■ TO BE DONE ■
Copy out, from the entries below, each line holding the string "chest".

-------- DATA FOR THIS EXERCISE

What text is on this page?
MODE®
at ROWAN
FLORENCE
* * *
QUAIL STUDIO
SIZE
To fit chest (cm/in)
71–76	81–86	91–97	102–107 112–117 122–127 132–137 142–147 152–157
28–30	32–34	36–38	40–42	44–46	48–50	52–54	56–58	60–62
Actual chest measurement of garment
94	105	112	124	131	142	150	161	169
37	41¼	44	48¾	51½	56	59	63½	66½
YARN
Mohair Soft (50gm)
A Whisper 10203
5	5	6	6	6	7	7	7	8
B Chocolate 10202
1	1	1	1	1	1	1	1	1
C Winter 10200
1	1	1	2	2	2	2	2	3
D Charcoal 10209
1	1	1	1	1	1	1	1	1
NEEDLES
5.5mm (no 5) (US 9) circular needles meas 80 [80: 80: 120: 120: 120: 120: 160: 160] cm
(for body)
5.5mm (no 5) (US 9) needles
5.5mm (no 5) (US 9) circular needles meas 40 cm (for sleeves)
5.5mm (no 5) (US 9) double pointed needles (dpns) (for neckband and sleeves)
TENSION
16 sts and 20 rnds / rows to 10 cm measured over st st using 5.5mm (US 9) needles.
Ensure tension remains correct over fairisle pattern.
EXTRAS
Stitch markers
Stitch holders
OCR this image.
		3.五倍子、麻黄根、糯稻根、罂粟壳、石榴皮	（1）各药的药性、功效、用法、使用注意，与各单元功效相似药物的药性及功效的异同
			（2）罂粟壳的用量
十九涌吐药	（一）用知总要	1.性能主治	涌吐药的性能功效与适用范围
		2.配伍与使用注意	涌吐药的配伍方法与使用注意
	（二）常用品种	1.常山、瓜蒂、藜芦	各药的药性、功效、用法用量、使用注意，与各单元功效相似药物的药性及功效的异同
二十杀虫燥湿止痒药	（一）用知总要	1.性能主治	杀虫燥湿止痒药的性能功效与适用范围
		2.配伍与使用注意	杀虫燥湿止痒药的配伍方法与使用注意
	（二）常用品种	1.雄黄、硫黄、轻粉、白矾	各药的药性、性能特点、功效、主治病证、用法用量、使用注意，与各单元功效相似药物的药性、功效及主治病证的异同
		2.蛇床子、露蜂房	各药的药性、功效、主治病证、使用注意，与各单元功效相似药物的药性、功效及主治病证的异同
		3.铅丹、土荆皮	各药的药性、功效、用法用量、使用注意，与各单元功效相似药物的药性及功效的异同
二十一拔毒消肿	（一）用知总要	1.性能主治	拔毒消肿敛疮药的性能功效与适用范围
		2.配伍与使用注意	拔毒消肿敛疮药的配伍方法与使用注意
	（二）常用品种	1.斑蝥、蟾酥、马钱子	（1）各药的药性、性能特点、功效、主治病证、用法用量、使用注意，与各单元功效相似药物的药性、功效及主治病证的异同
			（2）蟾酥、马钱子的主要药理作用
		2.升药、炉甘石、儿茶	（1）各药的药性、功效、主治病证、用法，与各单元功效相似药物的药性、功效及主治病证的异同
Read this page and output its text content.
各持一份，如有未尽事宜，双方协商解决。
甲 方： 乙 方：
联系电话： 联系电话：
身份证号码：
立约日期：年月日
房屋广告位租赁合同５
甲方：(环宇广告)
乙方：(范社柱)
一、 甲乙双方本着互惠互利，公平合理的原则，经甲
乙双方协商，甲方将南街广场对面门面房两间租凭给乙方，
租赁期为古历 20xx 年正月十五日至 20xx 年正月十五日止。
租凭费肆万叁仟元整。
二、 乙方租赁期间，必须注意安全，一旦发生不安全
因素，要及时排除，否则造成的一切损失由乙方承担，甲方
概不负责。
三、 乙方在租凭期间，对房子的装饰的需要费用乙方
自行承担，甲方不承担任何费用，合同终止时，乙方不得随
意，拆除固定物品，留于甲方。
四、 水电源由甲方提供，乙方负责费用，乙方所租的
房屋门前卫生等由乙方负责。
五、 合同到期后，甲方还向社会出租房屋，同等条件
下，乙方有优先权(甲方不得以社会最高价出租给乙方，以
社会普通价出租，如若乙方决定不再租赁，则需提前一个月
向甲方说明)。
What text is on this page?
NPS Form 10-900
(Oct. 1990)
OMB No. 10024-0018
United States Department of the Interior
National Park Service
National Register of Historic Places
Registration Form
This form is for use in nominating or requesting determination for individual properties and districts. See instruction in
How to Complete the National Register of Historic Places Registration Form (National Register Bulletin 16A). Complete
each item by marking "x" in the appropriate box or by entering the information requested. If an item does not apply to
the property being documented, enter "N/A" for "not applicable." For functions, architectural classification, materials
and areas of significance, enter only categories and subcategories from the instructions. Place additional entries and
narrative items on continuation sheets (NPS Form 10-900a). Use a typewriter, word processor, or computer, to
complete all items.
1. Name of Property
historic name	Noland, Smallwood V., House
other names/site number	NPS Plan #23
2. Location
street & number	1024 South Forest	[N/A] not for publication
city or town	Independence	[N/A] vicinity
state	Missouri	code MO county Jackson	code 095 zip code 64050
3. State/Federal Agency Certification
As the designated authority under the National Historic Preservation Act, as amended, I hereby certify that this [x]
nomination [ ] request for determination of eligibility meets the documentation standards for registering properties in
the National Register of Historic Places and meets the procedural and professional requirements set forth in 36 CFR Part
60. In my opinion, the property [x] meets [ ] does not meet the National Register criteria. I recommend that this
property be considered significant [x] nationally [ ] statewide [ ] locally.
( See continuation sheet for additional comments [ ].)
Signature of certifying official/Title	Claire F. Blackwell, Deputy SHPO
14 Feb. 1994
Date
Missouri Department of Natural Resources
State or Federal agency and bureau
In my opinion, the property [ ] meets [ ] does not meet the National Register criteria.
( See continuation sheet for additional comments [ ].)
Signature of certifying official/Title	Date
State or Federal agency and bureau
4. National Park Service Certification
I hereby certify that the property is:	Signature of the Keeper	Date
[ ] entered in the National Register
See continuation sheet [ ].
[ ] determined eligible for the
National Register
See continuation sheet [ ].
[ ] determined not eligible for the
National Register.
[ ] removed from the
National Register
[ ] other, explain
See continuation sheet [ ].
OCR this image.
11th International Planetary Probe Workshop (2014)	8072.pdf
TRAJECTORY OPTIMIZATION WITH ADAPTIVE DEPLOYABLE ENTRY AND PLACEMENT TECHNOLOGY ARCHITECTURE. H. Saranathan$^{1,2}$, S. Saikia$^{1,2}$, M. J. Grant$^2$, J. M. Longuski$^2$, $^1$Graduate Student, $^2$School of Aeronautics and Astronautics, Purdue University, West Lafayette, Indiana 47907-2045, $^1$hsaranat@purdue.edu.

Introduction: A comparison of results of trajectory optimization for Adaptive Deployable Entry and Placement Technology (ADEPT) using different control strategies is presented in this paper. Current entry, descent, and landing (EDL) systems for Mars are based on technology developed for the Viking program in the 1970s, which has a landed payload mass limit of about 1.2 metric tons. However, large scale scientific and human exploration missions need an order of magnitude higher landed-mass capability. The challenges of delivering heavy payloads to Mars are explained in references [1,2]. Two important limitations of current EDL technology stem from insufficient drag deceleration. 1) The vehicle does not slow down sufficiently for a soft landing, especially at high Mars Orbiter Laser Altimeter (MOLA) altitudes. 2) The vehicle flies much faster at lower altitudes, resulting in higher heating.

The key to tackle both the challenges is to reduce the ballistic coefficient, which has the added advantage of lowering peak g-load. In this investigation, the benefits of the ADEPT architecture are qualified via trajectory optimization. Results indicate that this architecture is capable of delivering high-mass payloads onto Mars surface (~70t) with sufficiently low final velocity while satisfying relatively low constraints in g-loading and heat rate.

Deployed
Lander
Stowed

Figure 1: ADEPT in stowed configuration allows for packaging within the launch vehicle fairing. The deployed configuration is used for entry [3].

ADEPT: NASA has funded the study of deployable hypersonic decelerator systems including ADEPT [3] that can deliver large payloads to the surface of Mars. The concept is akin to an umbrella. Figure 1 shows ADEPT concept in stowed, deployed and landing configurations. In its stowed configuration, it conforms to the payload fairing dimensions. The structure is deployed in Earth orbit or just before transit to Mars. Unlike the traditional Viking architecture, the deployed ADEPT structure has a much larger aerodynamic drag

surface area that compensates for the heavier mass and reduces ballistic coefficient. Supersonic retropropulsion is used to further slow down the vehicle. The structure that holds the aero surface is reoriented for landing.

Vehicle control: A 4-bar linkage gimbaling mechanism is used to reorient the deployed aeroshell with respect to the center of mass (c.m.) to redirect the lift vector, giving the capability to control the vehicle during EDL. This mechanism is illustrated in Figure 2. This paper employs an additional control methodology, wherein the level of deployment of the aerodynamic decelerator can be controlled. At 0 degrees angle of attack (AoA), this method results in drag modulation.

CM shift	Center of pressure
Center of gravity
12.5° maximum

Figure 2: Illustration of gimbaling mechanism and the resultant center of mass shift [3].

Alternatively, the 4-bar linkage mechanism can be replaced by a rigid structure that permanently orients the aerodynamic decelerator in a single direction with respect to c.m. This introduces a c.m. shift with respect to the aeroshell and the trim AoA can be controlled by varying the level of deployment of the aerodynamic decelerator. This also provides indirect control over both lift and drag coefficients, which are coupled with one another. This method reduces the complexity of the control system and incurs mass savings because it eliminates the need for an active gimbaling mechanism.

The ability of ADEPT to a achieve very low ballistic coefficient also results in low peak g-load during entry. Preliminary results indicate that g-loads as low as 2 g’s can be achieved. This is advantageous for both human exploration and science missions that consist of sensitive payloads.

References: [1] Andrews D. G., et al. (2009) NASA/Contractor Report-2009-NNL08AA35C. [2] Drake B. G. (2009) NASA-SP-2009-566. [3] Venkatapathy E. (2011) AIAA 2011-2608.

----------------

■ RESPONSE TO THIS TASK ■
To fit chest (cm/in)
Actual chest measurement of garment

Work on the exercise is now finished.